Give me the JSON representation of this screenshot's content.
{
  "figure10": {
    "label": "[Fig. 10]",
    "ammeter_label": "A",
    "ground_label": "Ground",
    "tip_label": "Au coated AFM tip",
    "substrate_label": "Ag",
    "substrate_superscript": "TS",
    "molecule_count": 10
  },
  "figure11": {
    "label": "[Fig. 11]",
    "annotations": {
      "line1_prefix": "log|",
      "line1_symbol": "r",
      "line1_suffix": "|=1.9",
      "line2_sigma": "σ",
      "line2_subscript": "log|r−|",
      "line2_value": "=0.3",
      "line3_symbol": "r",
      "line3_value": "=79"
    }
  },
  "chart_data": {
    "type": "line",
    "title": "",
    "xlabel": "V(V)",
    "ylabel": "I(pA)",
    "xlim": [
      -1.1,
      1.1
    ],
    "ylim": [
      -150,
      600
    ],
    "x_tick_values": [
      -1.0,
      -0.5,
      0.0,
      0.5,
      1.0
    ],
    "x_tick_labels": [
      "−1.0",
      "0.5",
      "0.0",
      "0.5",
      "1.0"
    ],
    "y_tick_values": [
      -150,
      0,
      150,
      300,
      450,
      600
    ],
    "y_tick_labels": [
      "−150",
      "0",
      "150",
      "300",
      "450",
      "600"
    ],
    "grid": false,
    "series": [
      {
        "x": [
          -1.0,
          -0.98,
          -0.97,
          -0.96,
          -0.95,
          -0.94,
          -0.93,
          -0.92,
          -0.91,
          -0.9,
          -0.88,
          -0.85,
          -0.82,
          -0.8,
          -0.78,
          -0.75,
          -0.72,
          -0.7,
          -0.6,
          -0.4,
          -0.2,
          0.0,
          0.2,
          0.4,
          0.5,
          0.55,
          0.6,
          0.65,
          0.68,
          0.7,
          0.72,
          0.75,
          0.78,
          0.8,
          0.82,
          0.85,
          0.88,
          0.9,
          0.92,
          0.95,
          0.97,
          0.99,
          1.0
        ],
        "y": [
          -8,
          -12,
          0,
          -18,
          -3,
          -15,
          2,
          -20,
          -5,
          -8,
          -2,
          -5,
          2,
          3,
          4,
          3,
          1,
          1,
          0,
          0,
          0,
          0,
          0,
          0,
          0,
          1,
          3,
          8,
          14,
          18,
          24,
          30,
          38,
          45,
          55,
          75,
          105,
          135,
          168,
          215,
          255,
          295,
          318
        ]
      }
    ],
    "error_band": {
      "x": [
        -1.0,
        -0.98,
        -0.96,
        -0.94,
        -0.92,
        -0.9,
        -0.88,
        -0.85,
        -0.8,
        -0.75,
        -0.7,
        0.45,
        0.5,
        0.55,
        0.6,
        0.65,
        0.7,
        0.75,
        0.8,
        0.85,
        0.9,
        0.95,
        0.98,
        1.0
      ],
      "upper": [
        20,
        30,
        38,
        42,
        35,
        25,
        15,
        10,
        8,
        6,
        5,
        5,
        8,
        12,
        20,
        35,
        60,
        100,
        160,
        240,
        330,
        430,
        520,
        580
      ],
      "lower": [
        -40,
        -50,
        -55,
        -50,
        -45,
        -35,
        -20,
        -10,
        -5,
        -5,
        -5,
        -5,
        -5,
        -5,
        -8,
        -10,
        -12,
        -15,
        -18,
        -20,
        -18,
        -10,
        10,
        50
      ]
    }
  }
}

# # # # # # #

Repeat the data exactly. Leave nothing out.

Give me the JSON representation of this screenshot's content.
{
  "figure10": {
    "label": "[Fig. 10]",
    "ammeter_label": "A",
    "ground_label": "Ground",
    "tip_label": "Au coated AFM tip",
    "substrate_label": "Ag",
    "substrate_superscript": "TS",
    "molecule_count": 10
  },
  "figure11": {
    "label": "[Fig. 11]",
    "annotations": {
      "line1_prefix": "log|",
      "line1_symbol": "r",
      "line1_suffix": "|=1.9",
      "line2_sigma": "σ",
      "line2_subscript": "log|r−|",
      "line2_value": "=0.3",
      "line3_symbol": "r",
      "line3_value": "=79"
    }
  },
  "chart_data": {
    "type": "line",
    "title": "",
    "xlabel": "V(V)",
    "ylabel": "I(pA)",
    "xlim": [
      -1.1,
      1.1
    ],
    "ylim": [
      -150,
      600
    ],
    "x_tick_values": [
      -1.0,
      -0.5,
      0.0,
      0.5,
      1.0
    ],
    "x_tick_labels": [
      "−1.0",
      "0.5",
      "0.0",
      "0.5",
      "1.0"
    ],
    "y_tick_values": [
      -150,
      0,
      150,
      300,
      450,
      600
    ],
    "y_tick_labels": [
      "−150",
      "0",
      "150",
      "300",
      "450",
      "600"
    ],
    "grid": false,
    "series": [
      {
        "x": [
          -1.0,
          -0.98,
          -0.97,
          -0.96,
          -0.95,
          -0.94,
          -0.93,
          -0.92,
          -0.91,
          -0.9,
          -0.88,
          -0.85,
          -0.82,
          -0.8,
          -0.78,
          -0.75,
          -0.72,
          -0.7,
          -0.6,
          -0.4,
          -0.2,
          0.0,
          0.2,
          0.4,
          0.5,
          0.55,
          0.6,
          0.65,
          0.68,
          0.7,
          0.72,
          0.75,
          0.78,
          0.8,
          0.82,
          0.85,
          0.88,
          0.9,
          0.92,
          0.95,
          0.97,
          0.99,
          1.0
        ],
        "y": [
          -8,
          -12,
          0,
          -18,
          -3,
          -15,
          2,
          -20,
          -5,
          -8,
          -2,
          -5,
          2,
          3,
          4,
          3,
          1,
          1,
          0,
          0,
          0,
          0,
          0,
          0,
          0,
          1,
          3,
          8,
          14,
          18,
          24,
          30,
          38,
          45,
          55,
          75,
          105,
          135,
          168,
          215,
          255,
          295,
          318
        ]
      }
    ],
    "error_band": {
      "x": [
        -1.0,
        -0.98,
        -0.96,
        -0.94,
        -0.92,
        -0.9,
        -0.88,
        -0.85,
        -0.8,
        -0.75,
        -0.7,
        0.45,
        0.5,
        0.55,
        0.6,
        0.65,
        0.7,
        0.75,
        0.8,
        0.85,
        0.9,
        0.95,
        0.98,
        1.0
      ],
      "upper": [
        20,
        30,
        38,
        42,
        35,
        25,
        15,
        10,
        8,
        6,
        5,
        5,
        8,
        12,
        20,
        35,
        60,
        100,
        160,
        240,
        330,
        430,
        520,
        580
      ],
      "lower": [
        -40,
        -50,
        -55,
        -50,
        -45,
        -35,
        -20,
        -10,
        -5,
        -5,
        -5,
        -5,
        -5,
        -5,
        -8,
        -10,
        -12,
        -15,
        -18,
        -20,
        -18,
        -10,
        10,
        50
      ]
    }
  }
}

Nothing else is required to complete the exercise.